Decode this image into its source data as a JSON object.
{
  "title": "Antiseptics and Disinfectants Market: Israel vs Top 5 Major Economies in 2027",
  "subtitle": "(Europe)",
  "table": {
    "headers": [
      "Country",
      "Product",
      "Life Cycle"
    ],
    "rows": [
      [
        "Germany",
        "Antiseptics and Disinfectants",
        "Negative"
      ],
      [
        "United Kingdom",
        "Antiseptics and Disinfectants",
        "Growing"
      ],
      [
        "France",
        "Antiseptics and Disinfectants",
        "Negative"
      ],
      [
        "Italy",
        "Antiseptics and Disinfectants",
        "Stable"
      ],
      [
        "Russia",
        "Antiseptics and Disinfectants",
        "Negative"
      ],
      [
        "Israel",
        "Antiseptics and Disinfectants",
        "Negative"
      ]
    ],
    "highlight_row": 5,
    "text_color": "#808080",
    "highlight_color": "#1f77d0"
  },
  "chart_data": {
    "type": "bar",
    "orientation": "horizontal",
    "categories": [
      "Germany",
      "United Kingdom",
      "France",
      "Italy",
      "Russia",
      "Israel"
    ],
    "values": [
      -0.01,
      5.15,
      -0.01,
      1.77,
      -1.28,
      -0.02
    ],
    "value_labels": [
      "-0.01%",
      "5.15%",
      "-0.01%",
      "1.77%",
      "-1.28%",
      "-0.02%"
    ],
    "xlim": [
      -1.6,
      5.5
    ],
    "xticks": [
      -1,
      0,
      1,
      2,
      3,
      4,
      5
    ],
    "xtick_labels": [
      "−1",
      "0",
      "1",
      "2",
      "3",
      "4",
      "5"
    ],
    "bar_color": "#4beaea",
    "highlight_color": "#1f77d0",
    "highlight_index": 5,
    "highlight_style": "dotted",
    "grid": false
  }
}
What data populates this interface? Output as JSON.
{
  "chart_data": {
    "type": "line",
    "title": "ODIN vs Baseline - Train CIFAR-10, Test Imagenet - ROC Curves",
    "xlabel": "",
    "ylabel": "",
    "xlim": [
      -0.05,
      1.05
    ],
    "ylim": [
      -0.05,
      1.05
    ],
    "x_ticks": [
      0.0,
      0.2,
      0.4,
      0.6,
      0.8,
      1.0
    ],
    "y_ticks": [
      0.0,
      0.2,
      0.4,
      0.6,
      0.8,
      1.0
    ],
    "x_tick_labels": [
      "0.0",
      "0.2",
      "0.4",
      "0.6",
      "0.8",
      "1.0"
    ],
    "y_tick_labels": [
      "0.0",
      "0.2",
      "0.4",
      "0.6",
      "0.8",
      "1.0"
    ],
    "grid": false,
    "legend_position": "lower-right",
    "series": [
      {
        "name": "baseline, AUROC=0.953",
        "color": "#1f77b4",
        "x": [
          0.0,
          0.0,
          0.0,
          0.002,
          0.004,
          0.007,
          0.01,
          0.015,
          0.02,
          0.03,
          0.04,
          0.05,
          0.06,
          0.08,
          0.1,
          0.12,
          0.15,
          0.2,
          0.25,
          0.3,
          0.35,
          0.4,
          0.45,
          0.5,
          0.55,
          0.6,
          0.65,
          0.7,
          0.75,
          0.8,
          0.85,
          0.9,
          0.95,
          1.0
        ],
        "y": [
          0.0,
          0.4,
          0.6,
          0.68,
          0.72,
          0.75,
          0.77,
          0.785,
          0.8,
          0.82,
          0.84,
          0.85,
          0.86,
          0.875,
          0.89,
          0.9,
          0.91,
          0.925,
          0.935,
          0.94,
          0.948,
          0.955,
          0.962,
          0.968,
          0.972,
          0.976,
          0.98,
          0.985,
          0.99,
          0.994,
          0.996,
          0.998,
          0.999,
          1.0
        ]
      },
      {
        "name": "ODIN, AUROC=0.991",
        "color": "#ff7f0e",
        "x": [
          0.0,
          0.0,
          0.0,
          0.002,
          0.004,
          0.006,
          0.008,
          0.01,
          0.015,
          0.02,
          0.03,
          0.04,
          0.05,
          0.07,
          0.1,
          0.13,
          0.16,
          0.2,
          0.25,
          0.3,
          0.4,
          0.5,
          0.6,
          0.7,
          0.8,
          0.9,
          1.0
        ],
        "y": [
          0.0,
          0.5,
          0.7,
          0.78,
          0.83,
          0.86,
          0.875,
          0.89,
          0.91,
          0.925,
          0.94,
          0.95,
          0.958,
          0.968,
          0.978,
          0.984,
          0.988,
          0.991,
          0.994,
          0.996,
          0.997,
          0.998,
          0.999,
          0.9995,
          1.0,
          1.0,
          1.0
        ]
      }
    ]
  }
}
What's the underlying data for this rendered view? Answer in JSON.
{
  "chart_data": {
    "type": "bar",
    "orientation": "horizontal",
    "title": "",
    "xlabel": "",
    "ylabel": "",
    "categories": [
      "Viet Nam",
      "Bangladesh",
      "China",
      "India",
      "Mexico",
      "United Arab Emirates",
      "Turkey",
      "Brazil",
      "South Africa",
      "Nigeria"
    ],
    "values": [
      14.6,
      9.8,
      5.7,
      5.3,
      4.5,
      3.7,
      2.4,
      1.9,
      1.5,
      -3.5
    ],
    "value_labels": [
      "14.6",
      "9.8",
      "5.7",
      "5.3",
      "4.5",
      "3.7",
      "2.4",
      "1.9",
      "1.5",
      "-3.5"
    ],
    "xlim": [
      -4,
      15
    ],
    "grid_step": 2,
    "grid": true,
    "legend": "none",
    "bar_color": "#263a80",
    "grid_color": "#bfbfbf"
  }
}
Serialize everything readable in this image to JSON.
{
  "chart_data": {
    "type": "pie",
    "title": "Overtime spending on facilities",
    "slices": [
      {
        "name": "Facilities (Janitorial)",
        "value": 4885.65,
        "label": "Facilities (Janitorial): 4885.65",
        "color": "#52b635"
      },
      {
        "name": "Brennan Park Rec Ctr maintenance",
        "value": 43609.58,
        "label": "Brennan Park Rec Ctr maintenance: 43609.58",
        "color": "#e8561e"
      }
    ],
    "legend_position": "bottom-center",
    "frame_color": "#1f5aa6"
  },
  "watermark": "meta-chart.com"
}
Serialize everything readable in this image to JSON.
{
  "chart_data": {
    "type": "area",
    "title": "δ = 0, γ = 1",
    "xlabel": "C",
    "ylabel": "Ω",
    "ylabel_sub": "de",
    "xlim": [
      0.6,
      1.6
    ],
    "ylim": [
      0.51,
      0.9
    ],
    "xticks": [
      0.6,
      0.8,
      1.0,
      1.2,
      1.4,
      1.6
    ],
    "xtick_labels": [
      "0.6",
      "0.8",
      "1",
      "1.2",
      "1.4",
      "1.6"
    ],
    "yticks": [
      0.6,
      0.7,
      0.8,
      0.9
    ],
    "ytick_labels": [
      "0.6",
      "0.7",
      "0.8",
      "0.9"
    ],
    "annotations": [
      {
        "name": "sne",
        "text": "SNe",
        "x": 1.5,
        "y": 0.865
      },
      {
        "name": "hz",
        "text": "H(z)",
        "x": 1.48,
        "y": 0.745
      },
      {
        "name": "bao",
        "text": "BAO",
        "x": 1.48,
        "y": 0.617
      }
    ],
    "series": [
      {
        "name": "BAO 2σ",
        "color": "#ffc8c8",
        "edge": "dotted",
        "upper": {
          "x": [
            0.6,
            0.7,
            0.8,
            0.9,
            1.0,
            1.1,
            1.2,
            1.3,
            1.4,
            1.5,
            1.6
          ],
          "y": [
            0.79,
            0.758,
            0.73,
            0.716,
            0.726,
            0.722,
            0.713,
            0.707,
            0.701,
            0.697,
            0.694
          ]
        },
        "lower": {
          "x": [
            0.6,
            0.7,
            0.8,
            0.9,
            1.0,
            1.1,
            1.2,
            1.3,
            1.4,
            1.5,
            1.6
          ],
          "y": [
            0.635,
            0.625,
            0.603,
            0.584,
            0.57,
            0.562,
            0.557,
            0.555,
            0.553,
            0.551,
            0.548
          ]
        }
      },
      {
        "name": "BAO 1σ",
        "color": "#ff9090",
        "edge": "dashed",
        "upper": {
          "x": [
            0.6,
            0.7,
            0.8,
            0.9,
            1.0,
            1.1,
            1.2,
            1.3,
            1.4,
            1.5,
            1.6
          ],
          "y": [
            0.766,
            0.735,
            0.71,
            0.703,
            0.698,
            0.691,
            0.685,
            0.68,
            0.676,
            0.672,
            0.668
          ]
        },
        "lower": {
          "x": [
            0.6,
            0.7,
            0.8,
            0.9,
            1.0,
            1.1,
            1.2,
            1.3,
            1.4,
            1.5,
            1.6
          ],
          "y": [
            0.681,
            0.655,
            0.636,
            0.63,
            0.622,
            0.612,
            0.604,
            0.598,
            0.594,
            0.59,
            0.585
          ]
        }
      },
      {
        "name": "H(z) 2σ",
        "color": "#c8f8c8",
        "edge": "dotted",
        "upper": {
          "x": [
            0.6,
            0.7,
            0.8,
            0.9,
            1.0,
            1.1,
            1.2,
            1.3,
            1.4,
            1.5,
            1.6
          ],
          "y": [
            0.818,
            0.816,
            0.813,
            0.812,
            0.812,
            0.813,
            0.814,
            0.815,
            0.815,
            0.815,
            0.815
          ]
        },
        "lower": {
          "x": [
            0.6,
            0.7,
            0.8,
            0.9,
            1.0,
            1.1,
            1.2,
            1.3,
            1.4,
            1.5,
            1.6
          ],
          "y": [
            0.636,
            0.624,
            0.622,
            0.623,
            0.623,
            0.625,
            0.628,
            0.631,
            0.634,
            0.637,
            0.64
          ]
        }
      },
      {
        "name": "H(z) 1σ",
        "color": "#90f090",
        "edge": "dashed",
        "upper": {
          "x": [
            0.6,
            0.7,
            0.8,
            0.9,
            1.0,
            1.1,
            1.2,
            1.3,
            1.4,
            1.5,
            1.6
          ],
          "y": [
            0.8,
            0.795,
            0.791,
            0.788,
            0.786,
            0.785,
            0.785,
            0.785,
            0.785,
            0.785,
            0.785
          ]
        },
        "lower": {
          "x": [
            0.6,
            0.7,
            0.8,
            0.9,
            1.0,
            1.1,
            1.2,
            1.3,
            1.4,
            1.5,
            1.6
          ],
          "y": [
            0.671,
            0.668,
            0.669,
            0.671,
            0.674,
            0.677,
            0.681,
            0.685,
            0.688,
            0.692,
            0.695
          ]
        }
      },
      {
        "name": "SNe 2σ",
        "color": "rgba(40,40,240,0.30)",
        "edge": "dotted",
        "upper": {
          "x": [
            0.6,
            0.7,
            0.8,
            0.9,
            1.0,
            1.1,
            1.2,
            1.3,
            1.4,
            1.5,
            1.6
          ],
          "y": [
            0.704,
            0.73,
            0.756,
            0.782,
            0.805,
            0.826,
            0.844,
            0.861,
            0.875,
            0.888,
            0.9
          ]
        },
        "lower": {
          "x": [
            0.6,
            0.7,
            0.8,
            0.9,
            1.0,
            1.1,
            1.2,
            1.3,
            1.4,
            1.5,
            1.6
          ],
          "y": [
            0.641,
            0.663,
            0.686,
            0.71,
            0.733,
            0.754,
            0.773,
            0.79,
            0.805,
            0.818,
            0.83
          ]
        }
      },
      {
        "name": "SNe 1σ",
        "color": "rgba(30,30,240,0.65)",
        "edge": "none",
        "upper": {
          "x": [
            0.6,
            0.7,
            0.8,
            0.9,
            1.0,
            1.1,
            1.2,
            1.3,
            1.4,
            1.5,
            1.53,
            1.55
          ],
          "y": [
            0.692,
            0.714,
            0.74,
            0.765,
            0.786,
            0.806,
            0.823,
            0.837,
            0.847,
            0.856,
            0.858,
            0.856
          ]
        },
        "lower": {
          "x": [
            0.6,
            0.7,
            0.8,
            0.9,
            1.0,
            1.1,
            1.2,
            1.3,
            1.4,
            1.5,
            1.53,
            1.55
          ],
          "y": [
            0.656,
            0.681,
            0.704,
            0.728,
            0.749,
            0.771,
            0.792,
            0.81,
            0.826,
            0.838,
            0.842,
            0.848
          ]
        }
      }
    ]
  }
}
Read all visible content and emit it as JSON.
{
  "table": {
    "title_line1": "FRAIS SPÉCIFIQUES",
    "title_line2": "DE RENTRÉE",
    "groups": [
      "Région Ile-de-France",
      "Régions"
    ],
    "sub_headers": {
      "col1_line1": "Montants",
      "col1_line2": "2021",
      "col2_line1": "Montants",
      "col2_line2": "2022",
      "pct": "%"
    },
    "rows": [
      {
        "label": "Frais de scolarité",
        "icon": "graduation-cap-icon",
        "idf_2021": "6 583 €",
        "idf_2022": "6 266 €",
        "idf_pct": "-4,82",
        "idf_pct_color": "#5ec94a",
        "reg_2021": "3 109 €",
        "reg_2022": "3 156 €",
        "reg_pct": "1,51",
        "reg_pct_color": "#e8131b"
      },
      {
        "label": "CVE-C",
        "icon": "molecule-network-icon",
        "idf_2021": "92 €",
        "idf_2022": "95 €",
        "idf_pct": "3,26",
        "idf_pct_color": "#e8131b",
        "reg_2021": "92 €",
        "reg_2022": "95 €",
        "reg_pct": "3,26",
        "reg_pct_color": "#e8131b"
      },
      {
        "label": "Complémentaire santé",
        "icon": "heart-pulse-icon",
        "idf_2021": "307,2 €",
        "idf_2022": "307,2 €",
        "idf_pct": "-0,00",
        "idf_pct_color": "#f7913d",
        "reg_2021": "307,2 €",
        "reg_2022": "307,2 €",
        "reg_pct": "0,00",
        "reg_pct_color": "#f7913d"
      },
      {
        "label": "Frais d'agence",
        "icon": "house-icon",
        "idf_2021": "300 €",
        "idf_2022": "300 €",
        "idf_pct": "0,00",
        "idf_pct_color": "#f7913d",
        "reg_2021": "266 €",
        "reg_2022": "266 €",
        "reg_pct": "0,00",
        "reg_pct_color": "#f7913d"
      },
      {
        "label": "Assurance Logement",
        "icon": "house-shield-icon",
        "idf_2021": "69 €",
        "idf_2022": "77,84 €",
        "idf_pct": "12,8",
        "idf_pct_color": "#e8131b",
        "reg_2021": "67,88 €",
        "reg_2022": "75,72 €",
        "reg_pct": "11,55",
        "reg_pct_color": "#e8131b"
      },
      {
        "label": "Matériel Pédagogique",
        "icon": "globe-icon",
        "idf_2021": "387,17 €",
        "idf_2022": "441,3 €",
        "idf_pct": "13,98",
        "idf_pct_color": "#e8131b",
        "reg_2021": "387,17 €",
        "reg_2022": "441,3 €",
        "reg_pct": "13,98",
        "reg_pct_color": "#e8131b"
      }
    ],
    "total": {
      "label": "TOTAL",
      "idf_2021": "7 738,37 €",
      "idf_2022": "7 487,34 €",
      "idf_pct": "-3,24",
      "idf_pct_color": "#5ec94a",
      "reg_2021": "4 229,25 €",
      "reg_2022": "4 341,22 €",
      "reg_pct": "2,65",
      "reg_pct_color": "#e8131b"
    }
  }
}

========================

[Stated task]: Go through the records and gather the lines that hold "Israel".

[Exercise response]:
  "title": "Antiseptics and Disinfectants Market: Israel vs Top 5 Major Economies in 2027",
        "Israel",
      "Israel"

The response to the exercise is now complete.